#### Dataset excerpts

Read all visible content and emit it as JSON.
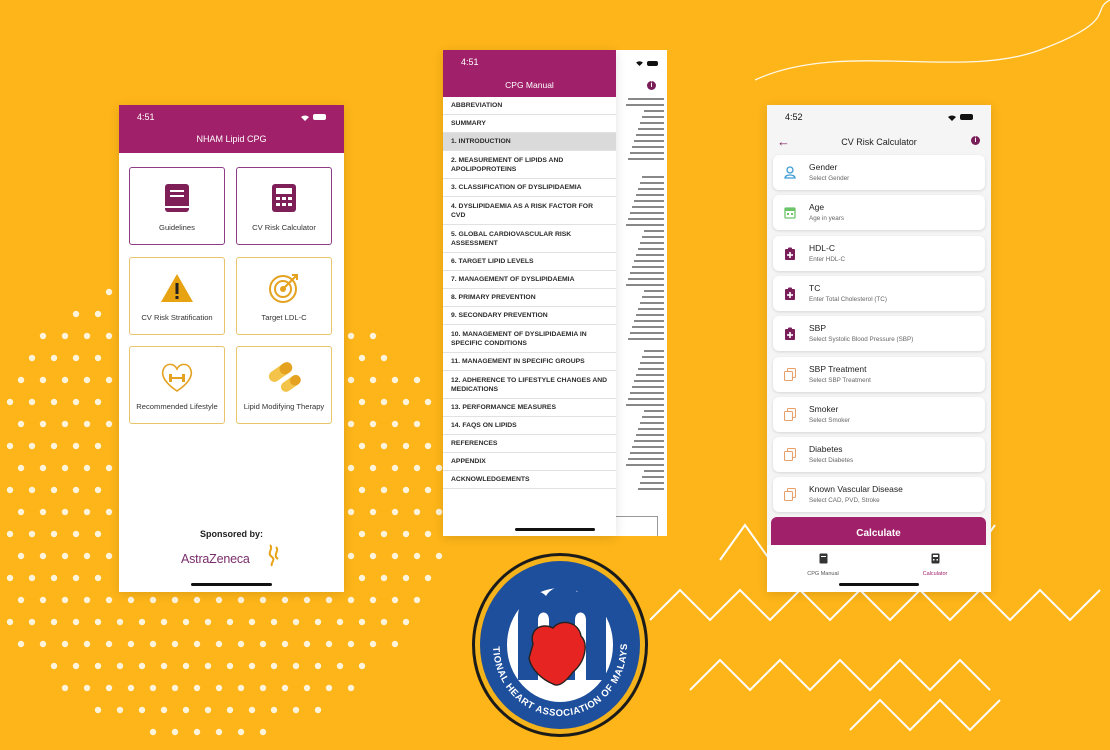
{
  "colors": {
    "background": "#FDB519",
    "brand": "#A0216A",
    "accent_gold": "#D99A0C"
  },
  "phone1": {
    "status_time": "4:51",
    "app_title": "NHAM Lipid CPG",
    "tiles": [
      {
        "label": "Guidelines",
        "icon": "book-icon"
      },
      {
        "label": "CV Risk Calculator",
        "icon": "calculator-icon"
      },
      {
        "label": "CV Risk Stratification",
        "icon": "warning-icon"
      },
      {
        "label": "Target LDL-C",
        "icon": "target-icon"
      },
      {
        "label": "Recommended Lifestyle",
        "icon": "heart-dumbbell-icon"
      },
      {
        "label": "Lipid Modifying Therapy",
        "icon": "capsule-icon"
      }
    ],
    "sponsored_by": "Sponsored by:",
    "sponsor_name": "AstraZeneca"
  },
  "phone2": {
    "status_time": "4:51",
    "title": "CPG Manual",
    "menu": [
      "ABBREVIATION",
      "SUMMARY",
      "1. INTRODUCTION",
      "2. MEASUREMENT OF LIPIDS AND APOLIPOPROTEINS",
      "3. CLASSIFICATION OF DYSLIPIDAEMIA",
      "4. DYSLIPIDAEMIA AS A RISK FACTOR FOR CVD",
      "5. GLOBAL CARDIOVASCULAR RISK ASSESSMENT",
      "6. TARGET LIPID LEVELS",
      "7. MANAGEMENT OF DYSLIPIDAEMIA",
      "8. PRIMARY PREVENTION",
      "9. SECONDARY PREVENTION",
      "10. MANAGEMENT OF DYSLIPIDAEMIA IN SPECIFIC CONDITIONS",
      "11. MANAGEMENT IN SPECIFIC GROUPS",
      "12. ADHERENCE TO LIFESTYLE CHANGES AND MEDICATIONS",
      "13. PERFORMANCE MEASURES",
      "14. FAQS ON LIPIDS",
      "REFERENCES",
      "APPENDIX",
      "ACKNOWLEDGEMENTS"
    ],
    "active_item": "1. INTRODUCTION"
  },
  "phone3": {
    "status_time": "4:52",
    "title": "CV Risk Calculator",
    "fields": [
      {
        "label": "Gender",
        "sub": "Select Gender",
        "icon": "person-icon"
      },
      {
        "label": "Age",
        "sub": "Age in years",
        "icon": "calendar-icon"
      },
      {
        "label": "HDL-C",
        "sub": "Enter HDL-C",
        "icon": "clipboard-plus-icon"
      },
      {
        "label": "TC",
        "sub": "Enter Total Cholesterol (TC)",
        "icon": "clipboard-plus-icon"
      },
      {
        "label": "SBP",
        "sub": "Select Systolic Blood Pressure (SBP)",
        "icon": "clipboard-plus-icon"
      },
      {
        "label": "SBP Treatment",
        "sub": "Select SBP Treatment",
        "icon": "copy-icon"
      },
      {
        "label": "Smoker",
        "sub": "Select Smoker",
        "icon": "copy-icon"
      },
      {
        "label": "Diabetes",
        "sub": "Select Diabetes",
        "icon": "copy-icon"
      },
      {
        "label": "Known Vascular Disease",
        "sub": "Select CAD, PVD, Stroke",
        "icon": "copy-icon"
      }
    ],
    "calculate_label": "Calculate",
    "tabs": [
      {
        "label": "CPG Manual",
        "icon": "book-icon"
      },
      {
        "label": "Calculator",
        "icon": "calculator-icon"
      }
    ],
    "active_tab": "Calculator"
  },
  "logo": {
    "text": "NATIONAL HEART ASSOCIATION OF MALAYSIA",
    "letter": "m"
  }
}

########

# [Exercise description]
Please return the entries above exactly as they appear, but without the pictures.

# [Your solution]
Read all visible content and emit it as JSON.
{
  "colors": {
    "background": "#FDB519",
    "brand": "#A0216A",
    "accent_gold": "#D99A0C"
  },
  "phone1": {
    "status_time": "4:51",
    "app_title": "NHAM Lipid CPG",
    "tiles": [
      {
        "label": "Guidelines",
        "icon": "book-icon"
      },
      {
        "label": "CV Risk Calculator",
        "icon": "calculator-icon"
      },
      {
        "label": "CV Risk Stratification",
        "icon": "warning-icon"
      },
      {
        "label": "Target LDL-C",
        "icon": "target-icon"
      },
      {
        "label": "Recommended Lifestyle",
        "icon": "heart-dumbbell-icon"
      },
      {
        "label": "Lipid Modifying Therapy",
        "icon": "capsule-icon"
      }
    ],
    "sponsored_by": "Sponsored by:",
    "sponsor_name": "AstraZeneca"
  },
  "phone2": {
    "status_time": "4:51",
    "title": "CPG Manual",
    "menu": [
      "ABBREVIATION",
      "SUMMARY",
      "1. INTRODUCTION",
      "2. MEASUREMENT OF LIPIDS AND APOLIPOPROTEINS",
      "3. CLASSIFICATION OF DYSLIPIDAEMIA",
      "4. DYSLIPIDAEMIA AS A RISK FACTOR FOR CVD",
      "5. GLOBAL CARDIOVASCULAR RISK ASSESSMENT",
      "6. TARGET LIPID LEVELS",
      "7. MANAGEMENT OF DYSLIPIDAEMIA",
      "8. PRIMARY PREVENTION",
      "9. SECONDARY PREVENTION",
      "10. MANAGEMENT OF DYSLIPIDAEMIA IN SPECIFIC CONDITIONS",
      "11. MANAGEMENT IN SPECIFIC GROUPS",
      "12. ADHERENCE TO LIFESTYLE CHANGES AND MEDICATIONS",
      "13. PERFORMANCE MEASURES",
      "14. FAQS ON LIPIDS",
      "REFERENCES",
      "APPENDIX",
      "ACKNOWLEDGEMENTS"
    ],
    "active_item": "1. INTRODUCTION"
  },
  "phone3": {
    "status_time": "4:52",
    "title": "CV Risk Calculator",
    "fields": [
      {
        "label": "Gender",
        "sub": "Select Gender",
        "icon": "person-icon"
      },
      {
        "label": "Age",
        "sub": "Age in years",
        "icon": "calendar-icon"
      },
      {
        "label": "HDL-C",
        "sub": "Enter HDL-C",
        "icon": "clipboard-plus-icon"
      },
      {
        "label": "TC",
        "sub": "Enter Total Cholesterol (TC)",
        "icon": "clipboard-plus-icon"
      },
      {
        "label": "SBP",
        "sub": "Select Systolic Blood Pressure (SBP)",
        "icon": "clipboard-plus-icon"
      },
      {
        "label": "SBP Treatment",
        "sub": "Select SBP Treatment",
        "icon": "copy-icon"
      },
      {
        "label": "Smoker",
        "sub": "Select Smoker",
        "icon": "copy-icon"
      },
      {
        "label": "Diabetes",
        "sub": "Select Diabetes",
        "icon": "copy-icon"
      },
      {
        "label": "Known Vascular Disease",
        "sub": "Select CAD, PVD, Stroke",
        "icon": "copy-icon"
      }
    ],
    "calculate_label": "Calculate",
    "tabs": [
      {
        "label": "CPG Manual",
        "icon": "book-icon"
      },
      {
        "label": "Calculator",
        "icon": "calculator-icon"
      }
    ],
    "active_tab": "Calculator"
  },
  "logo": {
    "text": "NATIONAL HEART ASSOCIATION OF MALAYSIA",
    "letter": "m"
  }
}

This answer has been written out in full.